===== Records shown =====

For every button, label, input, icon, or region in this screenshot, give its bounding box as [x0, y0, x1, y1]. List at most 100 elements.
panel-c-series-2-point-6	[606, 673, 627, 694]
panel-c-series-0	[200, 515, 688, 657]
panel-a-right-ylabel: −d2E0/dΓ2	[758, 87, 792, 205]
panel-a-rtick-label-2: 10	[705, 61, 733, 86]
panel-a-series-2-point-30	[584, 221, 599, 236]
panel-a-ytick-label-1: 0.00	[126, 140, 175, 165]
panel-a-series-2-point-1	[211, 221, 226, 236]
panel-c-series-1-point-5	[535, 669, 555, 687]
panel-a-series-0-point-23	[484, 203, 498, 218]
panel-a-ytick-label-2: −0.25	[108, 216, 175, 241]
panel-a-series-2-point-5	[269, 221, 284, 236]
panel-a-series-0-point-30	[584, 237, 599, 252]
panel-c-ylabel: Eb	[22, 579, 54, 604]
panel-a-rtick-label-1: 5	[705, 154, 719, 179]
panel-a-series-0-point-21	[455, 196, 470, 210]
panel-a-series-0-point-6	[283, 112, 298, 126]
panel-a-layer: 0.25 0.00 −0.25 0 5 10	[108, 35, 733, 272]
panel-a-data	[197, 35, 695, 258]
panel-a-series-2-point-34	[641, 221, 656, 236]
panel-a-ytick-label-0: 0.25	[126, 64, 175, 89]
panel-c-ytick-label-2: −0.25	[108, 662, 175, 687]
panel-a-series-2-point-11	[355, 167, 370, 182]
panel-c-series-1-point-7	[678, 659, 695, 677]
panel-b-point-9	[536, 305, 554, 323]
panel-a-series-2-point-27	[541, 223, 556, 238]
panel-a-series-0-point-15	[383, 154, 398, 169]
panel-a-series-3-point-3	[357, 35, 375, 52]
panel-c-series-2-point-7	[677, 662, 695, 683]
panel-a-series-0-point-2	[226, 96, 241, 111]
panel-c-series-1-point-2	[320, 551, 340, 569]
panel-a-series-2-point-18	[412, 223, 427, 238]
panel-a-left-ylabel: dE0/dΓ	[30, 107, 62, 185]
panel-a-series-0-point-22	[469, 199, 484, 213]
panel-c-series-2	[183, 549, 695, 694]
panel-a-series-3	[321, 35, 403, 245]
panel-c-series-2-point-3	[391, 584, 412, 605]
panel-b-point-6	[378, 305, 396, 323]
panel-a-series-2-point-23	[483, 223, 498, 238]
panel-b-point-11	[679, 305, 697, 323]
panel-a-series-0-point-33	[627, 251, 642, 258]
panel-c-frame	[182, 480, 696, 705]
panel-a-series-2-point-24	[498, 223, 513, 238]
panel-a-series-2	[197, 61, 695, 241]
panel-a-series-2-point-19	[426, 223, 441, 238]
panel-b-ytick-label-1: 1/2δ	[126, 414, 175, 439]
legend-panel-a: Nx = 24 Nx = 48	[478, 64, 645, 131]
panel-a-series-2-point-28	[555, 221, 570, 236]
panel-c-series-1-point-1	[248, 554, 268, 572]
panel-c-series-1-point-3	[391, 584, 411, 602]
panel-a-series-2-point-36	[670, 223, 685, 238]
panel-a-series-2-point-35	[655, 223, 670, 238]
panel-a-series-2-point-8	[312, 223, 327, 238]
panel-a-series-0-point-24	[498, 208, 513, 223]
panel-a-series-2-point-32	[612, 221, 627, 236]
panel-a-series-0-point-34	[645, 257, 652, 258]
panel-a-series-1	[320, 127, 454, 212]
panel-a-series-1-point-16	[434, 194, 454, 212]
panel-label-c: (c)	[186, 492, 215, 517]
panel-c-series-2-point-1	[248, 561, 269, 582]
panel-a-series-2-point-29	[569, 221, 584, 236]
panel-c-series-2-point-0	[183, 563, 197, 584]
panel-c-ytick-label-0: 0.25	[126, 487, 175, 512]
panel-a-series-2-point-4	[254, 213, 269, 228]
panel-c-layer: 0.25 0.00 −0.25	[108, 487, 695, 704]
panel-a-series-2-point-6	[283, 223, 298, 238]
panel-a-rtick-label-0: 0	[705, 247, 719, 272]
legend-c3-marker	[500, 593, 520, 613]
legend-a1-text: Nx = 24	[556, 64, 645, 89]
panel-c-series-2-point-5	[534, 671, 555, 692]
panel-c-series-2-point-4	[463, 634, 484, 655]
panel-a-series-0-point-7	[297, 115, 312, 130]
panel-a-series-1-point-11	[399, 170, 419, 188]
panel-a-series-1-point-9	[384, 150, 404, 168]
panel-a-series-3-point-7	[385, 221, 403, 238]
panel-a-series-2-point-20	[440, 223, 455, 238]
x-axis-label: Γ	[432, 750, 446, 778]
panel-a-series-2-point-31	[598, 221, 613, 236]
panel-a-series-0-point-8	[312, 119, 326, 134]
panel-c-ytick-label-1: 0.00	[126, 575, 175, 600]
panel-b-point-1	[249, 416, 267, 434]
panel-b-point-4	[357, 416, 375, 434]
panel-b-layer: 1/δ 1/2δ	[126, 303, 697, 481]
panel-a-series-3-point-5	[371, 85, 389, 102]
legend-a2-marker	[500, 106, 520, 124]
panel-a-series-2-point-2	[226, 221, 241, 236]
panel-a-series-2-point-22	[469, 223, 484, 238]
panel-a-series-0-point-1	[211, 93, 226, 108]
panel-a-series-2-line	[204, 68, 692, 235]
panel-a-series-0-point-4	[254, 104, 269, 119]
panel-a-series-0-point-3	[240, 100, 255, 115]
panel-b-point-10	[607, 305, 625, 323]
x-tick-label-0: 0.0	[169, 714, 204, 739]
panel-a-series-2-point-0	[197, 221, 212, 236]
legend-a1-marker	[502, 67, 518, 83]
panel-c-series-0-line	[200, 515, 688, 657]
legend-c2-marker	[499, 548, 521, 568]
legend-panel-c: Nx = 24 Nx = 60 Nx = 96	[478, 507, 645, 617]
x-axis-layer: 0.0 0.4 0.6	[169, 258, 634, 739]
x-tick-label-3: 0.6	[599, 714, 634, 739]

=====

## Set exercise
Find every line in the records that contains the word "legend", and copy each of those lines in full.

## Answer for the task
legend-panel-a: Nx = 24 Nx = 48	[478, 64, 645, 131]
legend-c3-marker	[500, 593, 520, 613]
legend-a1-text: Nx = 24	[556, 64, 645, 89]
legend-a2-marker	[500, 106, 520, 124]
legend-a1-marker	[502, 67, 518, 83]
legend-c2-marker	[499, 548, 521, 568]
legend-panel-c: Nx = 24 Nx = 60 Nx = 96	[478, 507, 645, 617]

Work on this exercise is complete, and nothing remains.